(Dataset records)
[start]

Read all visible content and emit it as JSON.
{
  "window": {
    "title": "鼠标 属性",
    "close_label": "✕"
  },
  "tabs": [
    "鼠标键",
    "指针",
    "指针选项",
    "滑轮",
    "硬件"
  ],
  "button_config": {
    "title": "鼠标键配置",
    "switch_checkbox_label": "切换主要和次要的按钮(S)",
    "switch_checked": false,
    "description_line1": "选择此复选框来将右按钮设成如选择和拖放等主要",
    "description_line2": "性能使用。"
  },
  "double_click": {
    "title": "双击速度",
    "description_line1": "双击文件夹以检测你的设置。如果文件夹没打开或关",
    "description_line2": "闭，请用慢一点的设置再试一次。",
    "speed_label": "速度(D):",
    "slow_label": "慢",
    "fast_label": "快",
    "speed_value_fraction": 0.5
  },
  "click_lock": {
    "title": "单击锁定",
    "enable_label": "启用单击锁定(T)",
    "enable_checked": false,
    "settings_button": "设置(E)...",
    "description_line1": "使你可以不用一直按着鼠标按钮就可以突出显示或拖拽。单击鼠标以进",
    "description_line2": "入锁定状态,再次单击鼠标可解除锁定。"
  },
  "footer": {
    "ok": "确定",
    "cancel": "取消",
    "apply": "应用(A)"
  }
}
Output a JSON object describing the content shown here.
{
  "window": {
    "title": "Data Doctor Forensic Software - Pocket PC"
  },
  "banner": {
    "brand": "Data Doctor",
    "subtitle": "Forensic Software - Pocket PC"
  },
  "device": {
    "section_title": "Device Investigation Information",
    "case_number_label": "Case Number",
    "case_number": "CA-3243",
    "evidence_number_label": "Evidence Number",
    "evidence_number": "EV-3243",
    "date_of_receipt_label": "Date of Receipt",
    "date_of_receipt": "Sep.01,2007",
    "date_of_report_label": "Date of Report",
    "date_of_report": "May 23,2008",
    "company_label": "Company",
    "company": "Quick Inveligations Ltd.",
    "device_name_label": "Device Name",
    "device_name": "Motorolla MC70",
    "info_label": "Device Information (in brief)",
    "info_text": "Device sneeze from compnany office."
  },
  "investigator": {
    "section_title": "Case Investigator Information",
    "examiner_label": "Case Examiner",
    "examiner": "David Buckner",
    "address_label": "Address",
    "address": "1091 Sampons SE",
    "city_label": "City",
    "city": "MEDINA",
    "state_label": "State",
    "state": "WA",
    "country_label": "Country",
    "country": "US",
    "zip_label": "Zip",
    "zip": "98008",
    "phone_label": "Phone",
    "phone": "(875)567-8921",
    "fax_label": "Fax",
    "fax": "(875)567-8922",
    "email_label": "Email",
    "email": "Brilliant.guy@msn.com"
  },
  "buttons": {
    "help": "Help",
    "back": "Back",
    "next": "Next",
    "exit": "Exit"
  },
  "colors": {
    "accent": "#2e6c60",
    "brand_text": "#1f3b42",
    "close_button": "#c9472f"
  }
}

[end]
[start]

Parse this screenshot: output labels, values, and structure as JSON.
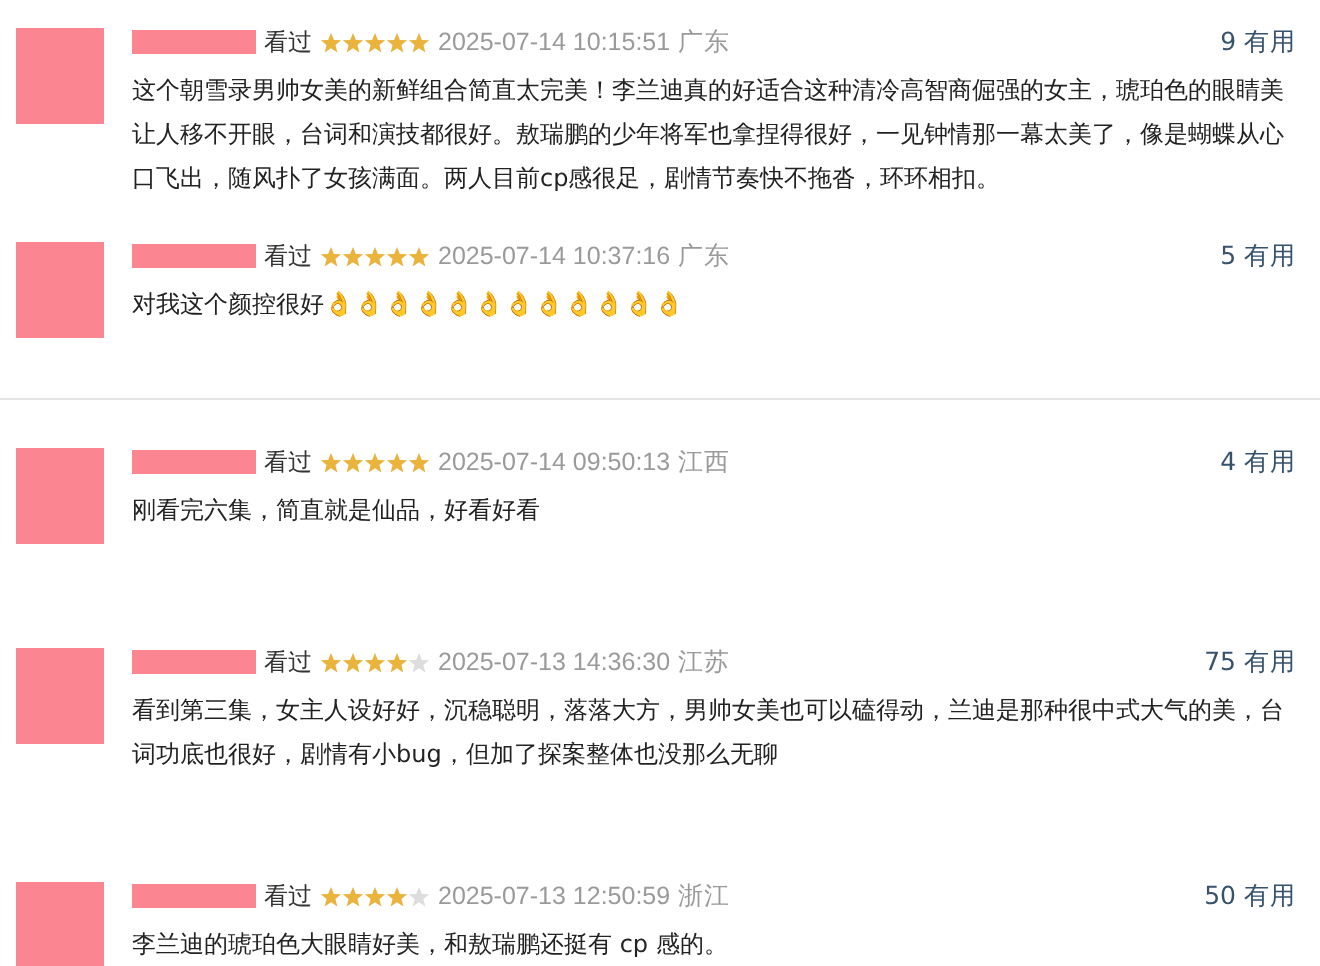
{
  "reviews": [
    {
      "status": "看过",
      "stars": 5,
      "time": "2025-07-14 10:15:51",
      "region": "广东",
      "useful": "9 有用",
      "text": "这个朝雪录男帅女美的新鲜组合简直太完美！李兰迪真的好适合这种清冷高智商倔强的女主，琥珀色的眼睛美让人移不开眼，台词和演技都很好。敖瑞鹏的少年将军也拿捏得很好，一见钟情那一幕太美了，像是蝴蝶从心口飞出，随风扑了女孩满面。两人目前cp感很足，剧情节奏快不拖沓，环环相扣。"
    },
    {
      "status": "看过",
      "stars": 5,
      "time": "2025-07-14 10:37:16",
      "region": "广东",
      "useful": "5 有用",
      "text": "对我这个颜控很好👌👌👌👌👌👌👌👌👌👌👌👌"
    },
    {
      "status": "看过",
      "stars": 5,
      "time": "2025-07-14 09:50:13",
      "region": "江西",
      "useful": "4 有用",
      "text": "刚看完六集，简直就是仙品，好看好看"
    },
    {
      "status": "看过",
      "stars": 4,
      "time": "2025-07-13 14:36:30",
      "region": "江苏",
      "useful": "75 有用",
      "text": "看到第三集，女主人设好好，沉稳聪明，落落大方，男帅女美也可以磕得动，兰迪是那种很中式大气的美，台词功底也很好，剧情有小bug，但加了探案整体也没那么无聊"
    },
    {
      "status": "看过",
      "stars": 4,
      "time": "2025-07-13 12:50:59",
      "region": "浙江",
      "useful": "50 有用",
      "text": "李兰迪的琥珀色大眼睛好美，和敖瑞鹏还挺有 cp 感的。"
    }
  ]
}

[end]

## Work to complete:
Your answer should be a single number: the count of lines containing the word "JSON".

## Completed task:
3